* start Data for this task *

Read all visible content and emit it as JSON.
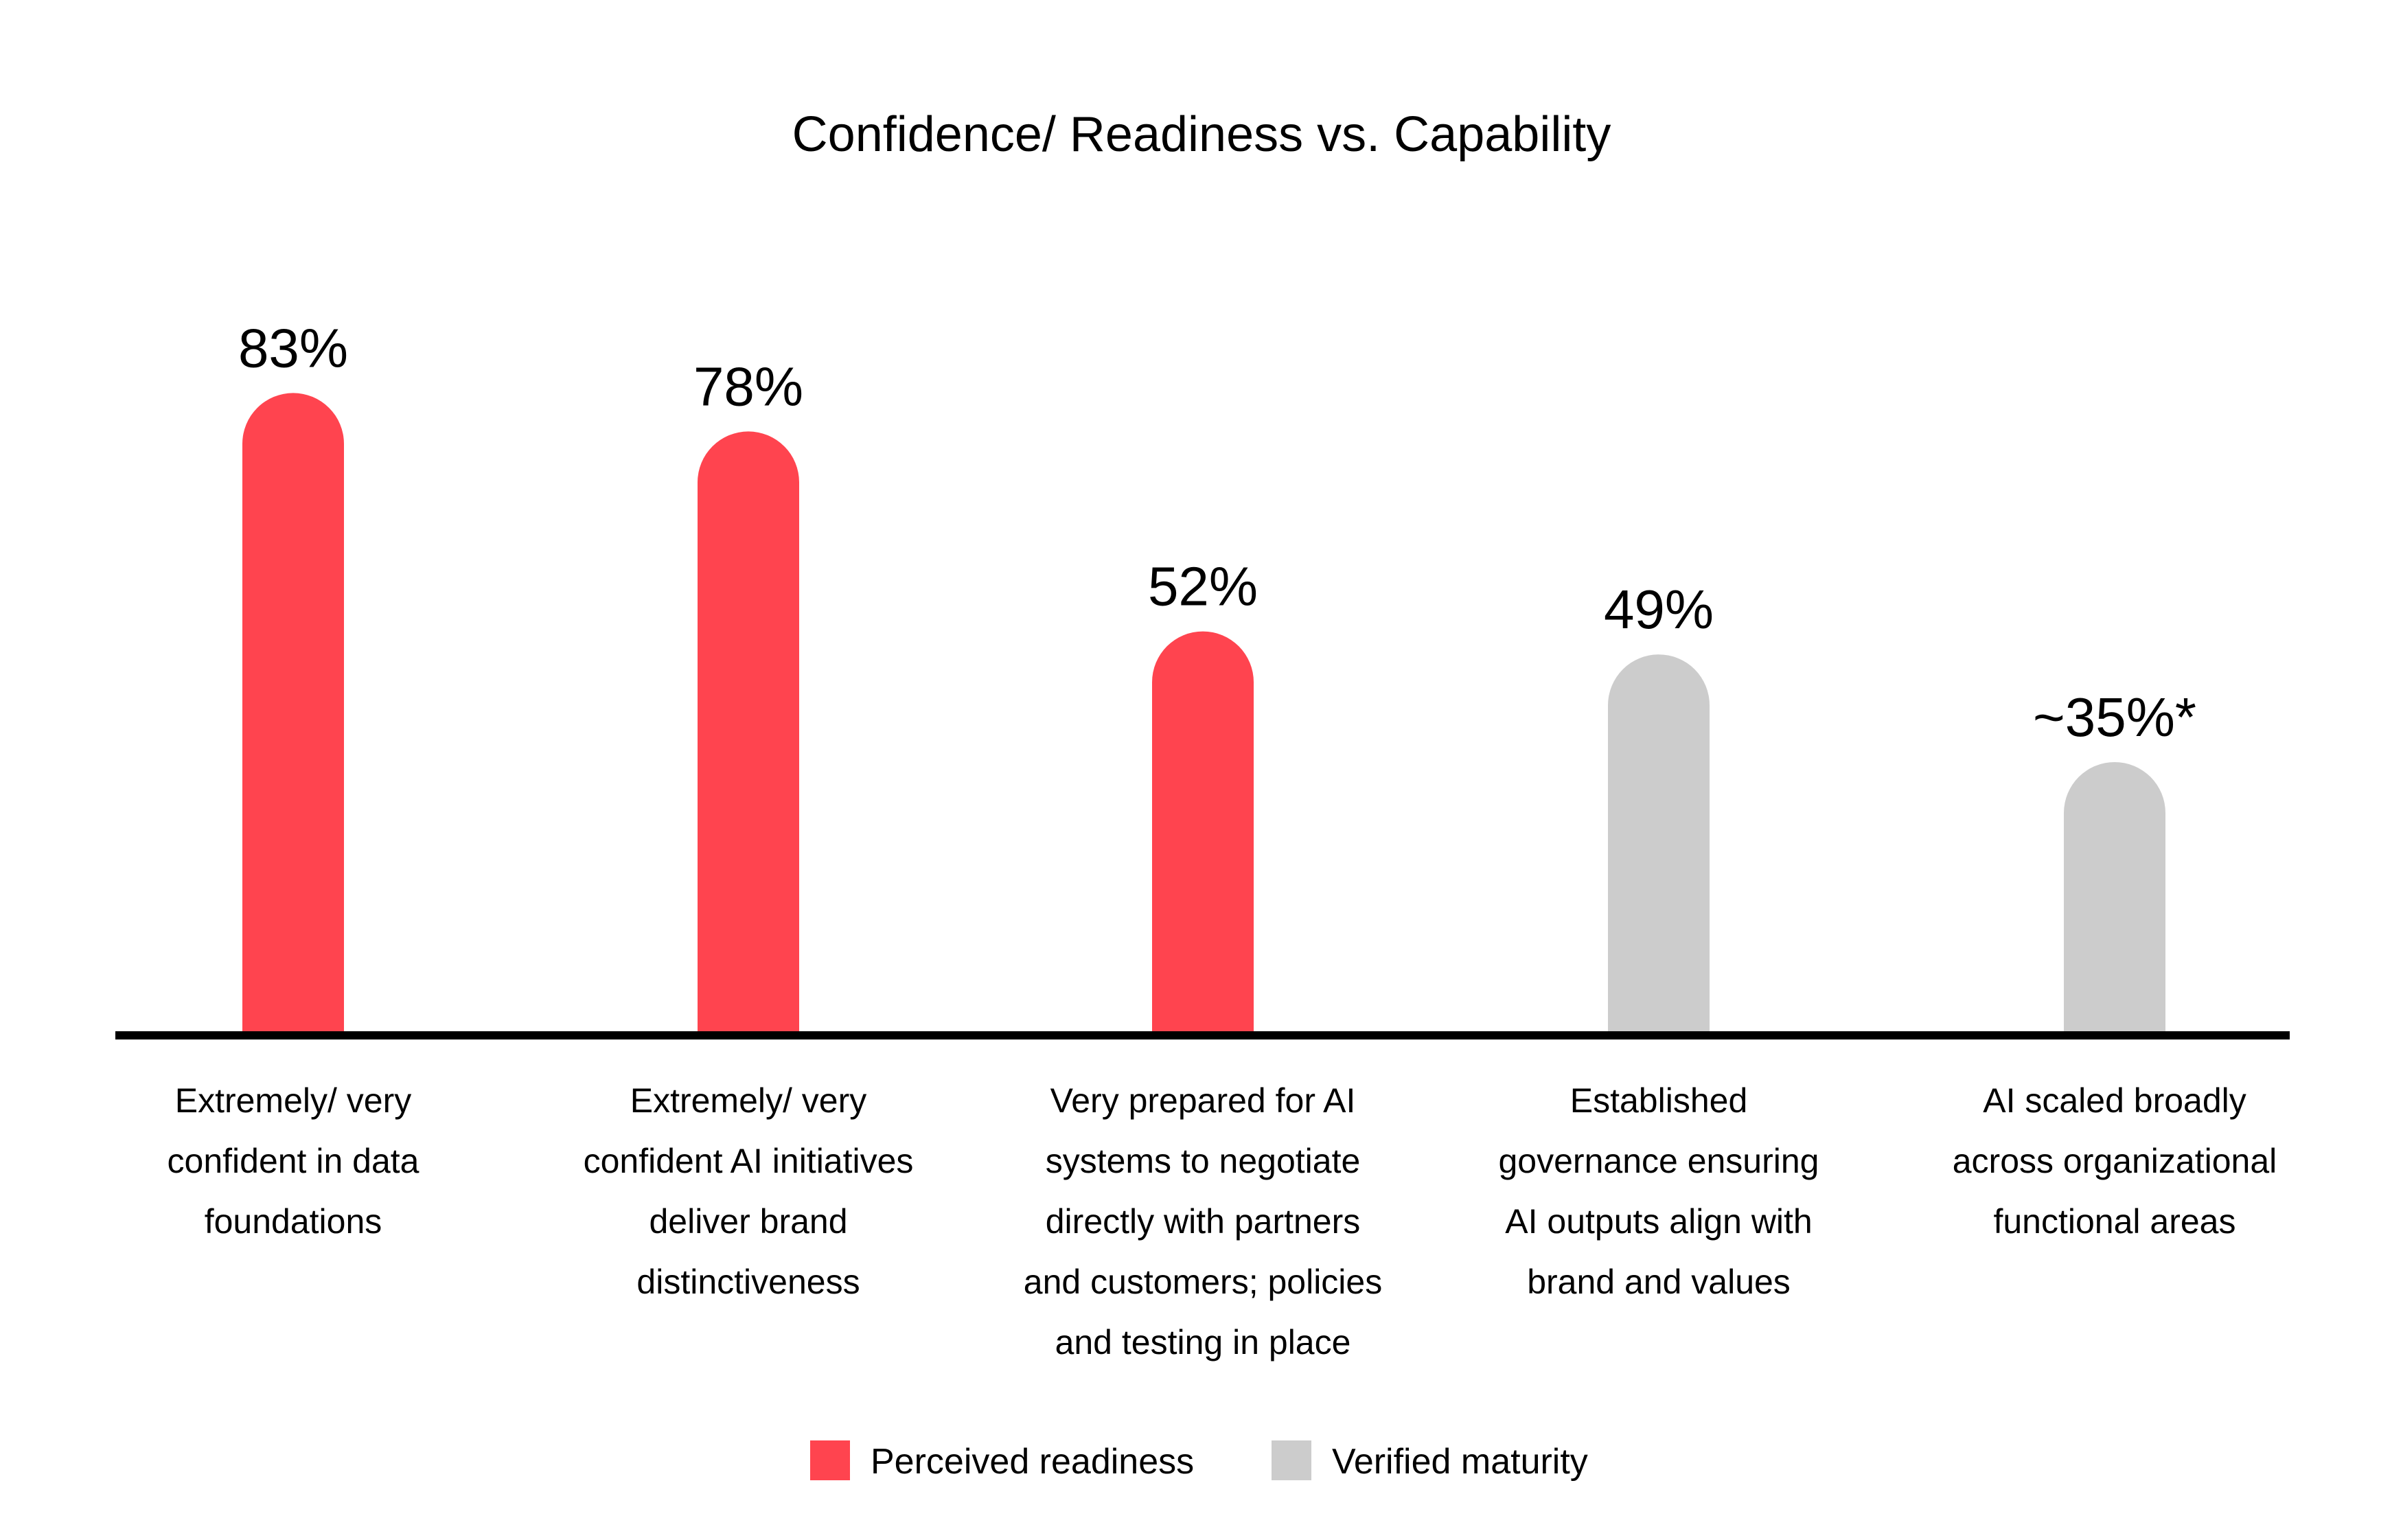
{
  "chart_data": {
    "type": "bar",
    "title": "Confidence/ Readiness vs. Capability",
    "xlabel": "",
    "ylabel": "",
    "ylim": [
      0,
      100
    ],
    "grid": false,
    "legend_position": "bottom",
    "categories": [
      "Extremely/ very confident in data foundations",
      "Extremely/ very confident AI initiatives deliver brand distinctiveness",
      "Very prepared for AI systems to negotiate directly with partners and customers; policies and testing in place",
      "Established governance ensuring AI outputs align with brand and values",
      "AI scaled broadly across organizational functional areas"
    ],
    "category_lines": [
      [
        "Extremely/ very",
        "confident in data",
        "foundations"
      ],
      [
        "Extremely/ very",
        "confident AI initiatives",
        "deliver brand",
        "distinctiveness"
      ],
      [
        "Very prepared for AI",
        "systems to negotiate",
        "directly with partners",
        "and customers; policies",
        "and testing in place"
      ],
      [
        "Established",
        "governance ensuring",
        "AI outputs align with",
        "brand and values"
      ],
      [
        "AI scaled broadly",
        "across organizational",
        "functional areas"
      ]
    ],
    "values": [
      83,
      78,
      52,
      49,
      35
    ],
    "value_labels": [
      "83%",
      "78%",
      "52%",
      "49%",
      "~35%*"
    ],
    "bar_series": [
      0,
      0,
      0,
      1,
      1
    ],
    "series": [
      {
        "name": "Perceived readiness",
        "color": "#FF444F"
      },
      {
        "name": "Verified maturity",
        "color": "#CCCCCC"
      }
    ],
    "axis_color": "#000000"
  }
}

* end Data for this task *

__Problem to solve__
Identify and copy the lines holding the word "functional".

__Reply to the exercise__
      "AI scaled broadly across organizational functional areas"
        "functional areas"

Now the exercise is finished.